Task statement: Output the full listing word for word.
*****
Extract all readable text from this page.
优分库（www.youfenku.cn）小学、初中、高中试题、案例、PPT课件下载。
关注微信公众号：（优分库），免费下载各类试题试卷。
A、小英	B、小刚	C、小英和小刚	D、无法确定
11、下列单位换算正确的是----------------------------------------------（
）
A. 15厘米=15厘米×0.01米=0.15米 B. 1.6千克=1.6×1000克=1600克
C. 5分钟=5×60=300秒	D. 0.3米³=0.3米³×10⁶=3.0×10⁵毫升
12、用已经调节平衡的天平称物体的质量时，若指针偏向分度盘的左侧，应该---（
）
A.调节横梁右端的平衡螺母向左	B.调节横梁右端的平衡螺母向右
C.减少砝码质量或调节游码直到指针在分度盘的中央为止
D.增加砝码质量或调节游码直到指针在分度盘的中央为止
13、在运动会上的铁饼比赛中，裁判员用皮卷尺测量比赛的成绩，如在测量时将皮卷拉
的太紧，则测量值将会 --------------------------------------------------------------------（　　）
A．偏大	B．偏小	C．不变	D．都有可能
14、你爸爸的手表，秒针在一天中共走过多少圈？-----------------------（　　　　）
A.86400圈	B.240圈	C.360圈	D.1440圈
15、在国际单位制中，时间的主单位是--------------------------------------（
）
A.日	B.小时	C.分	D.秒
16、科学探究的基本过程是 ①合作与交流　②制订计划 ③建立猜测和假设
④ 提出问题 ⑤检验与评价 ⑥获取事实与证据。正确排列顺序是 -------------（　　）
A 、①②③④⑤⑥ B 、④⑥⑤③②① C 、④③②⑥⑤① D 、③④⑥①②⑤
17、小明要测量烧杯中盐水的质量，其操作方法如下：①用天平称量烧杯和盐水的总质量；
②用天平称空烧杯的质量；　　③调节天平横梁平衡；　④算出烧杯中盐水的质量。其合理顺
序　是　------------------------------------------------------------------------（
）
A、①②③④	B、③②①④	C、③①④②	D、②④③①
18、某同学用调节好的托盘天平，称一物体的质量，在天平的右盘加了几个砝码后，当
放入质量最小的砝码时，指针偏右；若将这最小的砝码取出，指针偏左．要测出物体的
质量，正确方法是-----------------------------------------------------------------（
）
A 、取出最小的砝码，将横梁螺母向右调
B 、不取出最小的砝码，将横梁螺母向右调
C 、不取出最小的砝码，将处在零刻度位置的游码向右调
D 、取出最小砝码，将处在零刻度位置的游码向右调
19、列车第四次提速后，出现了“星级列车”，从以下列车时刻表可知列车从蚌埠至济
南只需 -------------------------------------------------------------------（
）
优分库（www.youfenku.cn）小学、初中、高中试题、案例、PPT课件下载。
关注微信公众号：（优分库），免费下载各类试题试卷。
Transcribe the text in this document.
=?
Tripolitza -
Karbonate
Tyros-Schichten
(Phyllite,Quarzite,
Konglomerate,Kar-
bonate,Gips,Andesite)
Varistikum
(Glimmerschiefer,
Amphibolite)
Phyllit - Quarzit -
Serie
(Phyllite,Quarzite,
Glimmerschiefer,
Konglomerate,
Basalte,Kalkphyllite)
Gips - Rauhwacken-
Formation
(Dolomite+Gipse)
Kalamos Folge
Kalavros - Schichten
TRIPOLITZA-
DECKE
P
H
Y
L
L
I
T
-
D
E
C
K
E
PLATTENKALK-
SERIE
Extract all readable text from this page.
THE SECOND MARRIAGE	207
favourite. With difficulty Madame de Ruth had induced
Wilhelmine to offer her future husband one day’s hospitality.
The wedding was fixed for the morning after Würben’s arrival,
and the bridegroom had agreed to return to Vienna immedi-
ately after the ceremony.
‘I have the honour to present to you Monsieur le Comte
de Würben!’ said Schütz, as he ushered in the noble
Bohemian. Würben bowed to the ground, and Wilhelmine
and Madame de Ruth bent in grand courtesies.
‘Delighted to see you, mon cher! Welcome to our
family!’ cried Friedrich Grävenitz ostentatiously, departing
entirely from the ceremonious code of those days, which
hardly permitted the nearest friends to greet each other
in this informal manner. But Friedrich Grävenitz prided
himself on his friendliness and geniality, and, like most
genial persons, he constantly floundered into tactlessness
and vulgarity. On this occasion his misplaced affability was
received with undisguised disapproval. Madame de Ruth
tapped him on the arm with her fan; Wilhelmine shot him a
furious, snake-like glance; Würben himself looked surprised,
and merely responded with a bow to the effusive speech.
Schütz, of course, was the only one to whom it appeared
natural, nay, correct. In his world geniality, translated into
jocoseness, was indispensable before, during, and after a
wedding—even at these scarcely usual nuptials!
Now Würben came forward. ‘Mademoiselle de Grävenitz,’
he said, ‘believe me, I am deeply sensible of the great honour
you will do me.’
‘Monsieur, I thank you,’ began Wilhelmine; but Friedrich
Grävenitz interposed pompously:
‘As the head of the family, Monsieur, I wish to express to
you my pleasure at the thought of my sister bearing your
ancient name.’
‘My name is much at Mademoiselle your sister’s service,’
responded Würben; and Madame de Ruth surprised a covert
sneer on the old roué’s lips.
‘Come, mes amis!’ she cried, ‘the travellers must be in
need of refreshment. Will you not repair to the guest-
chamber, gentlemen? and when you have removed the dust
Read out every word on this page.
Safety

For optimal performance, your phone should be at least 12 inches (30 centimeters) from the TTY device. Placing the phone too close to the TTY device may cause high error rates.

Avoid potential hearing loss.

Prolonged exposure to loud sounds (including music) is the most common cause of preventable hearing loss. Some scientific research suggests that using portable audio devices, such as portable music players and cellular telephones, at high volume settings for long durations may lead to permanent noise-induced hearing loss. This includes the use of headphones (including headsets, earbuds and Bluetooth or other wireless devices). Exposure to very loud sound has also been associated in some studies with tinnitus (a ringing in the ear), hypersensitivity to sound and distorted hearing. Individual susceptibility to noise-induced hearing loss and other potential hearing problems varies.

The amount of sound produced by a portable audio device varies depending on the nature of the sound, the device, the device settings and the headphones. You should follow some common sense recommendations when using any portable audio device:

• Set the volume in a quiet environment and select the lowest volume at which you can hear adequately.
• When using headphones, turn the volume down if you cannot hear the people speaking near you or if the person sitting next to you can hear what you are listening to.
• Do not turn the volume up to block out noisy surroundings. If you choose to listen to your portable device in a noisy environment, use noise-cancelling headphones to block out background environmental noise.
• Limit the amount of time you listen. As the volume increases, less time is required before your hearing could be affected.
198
*****
Written solution:
Extract all readable text from this page.
优分库（www.youfenku.cn）小学、初中、高中试题、案例、PPT课件下载。
关注微信公众号：（优分库），免费下载各类试题试卷。
A、小英	B、小刚	C、小英和小刚	D、无法确定
11、下列单位换算正确的是----------------------------------------------（
）
A. 15厘米=15厘米×0.01米=0.15米 B. 1.6千克=1.6×1000克=1600克
C. 5分钟=5×60=300秒	D. 0.3米³=0.3米³×10⁶=3.0×10⁵毫升
12、用已经调节平衡的天平称物体的质量时，若指针偏向分度盘的左侧，应该---（
）
A.调节横梁右端的平衡螺母向左	B.调节横梁右端的平衡螺母向右
C.减少砝码质量或调节游码直到指针在分度盘的中央为止
D.增加砝码质量或调节游码直到指针在分度盘的中央为止
13、在运动会上的铁饼比赛中，裁判员用皮卷尺测量比赛的成绩，如在测量时将皮卷拉
的太紧，则测量值将会 --------------------------------------------------------------------（　　）
A．偏大	B．偏小	C．不变	D．都有可能
14、你爸爸的手表，秒针在一天中共走过多少圈？-----------------------（　　　　）
A.86400圈	B.240圈	C.360圈	D.1440圈
15、在国际单位制中，时间的主单位是--------------------------------------（
）
A.日	B.小时	C.分	D.秒
16、科学探究的基本过程是 ①合作与交流　②制订计划 ③建立猜测和假设
④ 提出问题 ⑤检验与评价 ⑥获取事实与证据。正确排列顺序是 -------------（　　）
A 、①②③④⑤⑥ B 、④⑥⑤③②① C 、④③②⑥⑤① D 、③④⑥①②⑤
17、小明要测量烧杯中盐水的质量，其操作方法如下：①用天平称量烧杯和盐水的总质量；
②用天平称空烧杯的质量；　　③调节天平横梁平衡；　④算出烧杯中盐水的质量。其合理顺
序　是　------------------------------------------------------------------------（
）
A、①②③④	B、③②①④	C、③①④②	D、②④③①
18、某同学用调节好的托盘天平，称一物体的质量，在天平的右盘加了几个砝码后，当
放入质量最小的砝码时，指针偏右；若将这最小的砝码取出，指针偏左．要测出物体的
质量，正确方法是-----------------------------------------------------------------（
）
A 、取出最小的砝码，将横梁螺母向右调
B 、不取出最小的砝码，将横梁螺母向右调
C 、不取出最小的砝码，将处在零刻度位置的游码向右调
D 、取出最小砝码，将处在零刻度位置的游码向右调
19、列车第四次提速后，出现了“星级列车”，从以下列车时刻表可知列车从蚌埠至济
南只需 -------------------------------------------------------------------（
）
优分库（www.youfenku.cn）小学、初中、高中试题、案例、PPT课件下载。
关注微信公众号：（优分库），免费下载各类试题试卷。
Transcribe the text in this document.
=?
Tripolitza -
Karbonate
Tyros-Schichten
(Phyllite,Quarzite,
Konglomerate,Kar-
bonate,Gips,Andesite)
Varistikum
(Glimmerschiefer,
Amphibolite)
Phyllit - Quarzit -
Serie
(Phyllite,Quarzite,
Glimmerschiefer,
Konglomerate,
Basalte,Kalkphyllite)
Gips - Rauhwacken-
Formation
(Dolomite+Gipse)
Kalamos Folge
Kalavros - Schichten
TRIPOLITZA-
DECKE
P
H
Y
L
L
I
T
-
D
E
C
K
E
PLATTENKALK-
SERIE
Extract all readable text from this page.
THE SECOND MARRIAGE	207
favourite. With difficulty Madame de Ruth had induced
Wilhelmine to offer her future husband one day’s hospitality.
The wedding was fixed for the morning after Würben’s arrival,
and the bridegroom had agreed to return to Vienna immedi-
ately after the ceremony.
‘I have the honour to present to you Monsieur le Comte
de Würben!’ said Schütz, as he ushered in the noble
Bohemian. Würben bowed to the ground, and Wilhelmine
and Madame de Ruth bent in grand courtesies.
‘Delighted to see you, mon cher! Welcome to our
family!’ cried Friedrich Grävenitz ostentatiously, departing
entirely from the ceremonious code of those days, which
hardly permitted the nearest friends to greet each other
in this informal manner. But Friedrich Grävenitz prided
himself on his friendliness and geniality, and, like most
genial persons, he constantly floundered into tactlessness
and vulgarity. On this occasion his misplaced affability was
received with undisguised disapproval. Madame de Ruth
tapped him on the arm with her fan; Wilhelmine shot him a
furious, snake-like glance; Würben himself looked surprised,
and merely responded with a bow to the effusive speech.
Schütz, of course, was the only one to whom it appeared
natural, nay, correct. In his world geniality, translated into
jocoseness, was indispensable before, during, and after a
wedding—even at these scarcely usual nuptials!
Now Würben came forward. ‘Mademoiselle de Grävenitz,’
he said, ‘believe me, I am deeply sensible of the great honour
you will do me.’
‘Monsieur, I thank you,’ began Wilhelmine; but Friedrich
Grävenitz interposed pompously:
‘As the head of the family, Monsieur, I wish to express to
you my pleasure at the thought of my sister bearing your
ancient name.’
‘My name is much at Mademoiselle your sister’s service,’
responded Würben; and Madame de Ruth surprised a covert
sneer on the old roué’s lips.
‘Come, mes amis!’ she cried, ‘the travellers must be in
need of refreshment. Will you not repair to the guest-
chamber, gentlemen? and when you have removed the dust
Read out every word on this page.
Safety

For optimal performance, your phone should be at least 12 inches (30 centimeters) from the TTY device. Placing the phone too close to the TTY device may cause high error rates.

Avoid potential hearing loss.

Prolonged exposure to loud sounds (including music) is the most common cause of preventable hearing loss. Some scientific research suggests that using portable audio devices, such as portable music players and cellular telephones, at high volume settings for long durations may lead to permanent noise-induced hearing loss. This includes the use of headphones (including headsets, earbuds and Bluetooth or other wireless devices). Exposure to very loud sound has also been associated in some studies with tinnitus (a ringing in the ear), hypersensitivity to sound and distorted hearing. Individual susceptibility to noise-induced hearing loss and other potential hearing problems varies.

The amount of sound produced by a portable audio device varies depending on the nature of the sound, the device, the device settings and the headphones. You should follow some common sense recommendations when using any portable audio device:

• Set the volume in a quiet environment and select the lowest volume at which you can hear adequately.
• When using headphones, turn the volume down if you cannot hear the people speaking near you or if the person sitting next to you can hear what you are listening to.
• Do not turn the volume up to block out noisy surroundings. If you choose to listen to your portable device in a noisy environment, use noise-cancelling headphones to block out background environmental noise.
• Limit the amount of time you listen. As the volume increases, less time is required before your hearing could be affected.
198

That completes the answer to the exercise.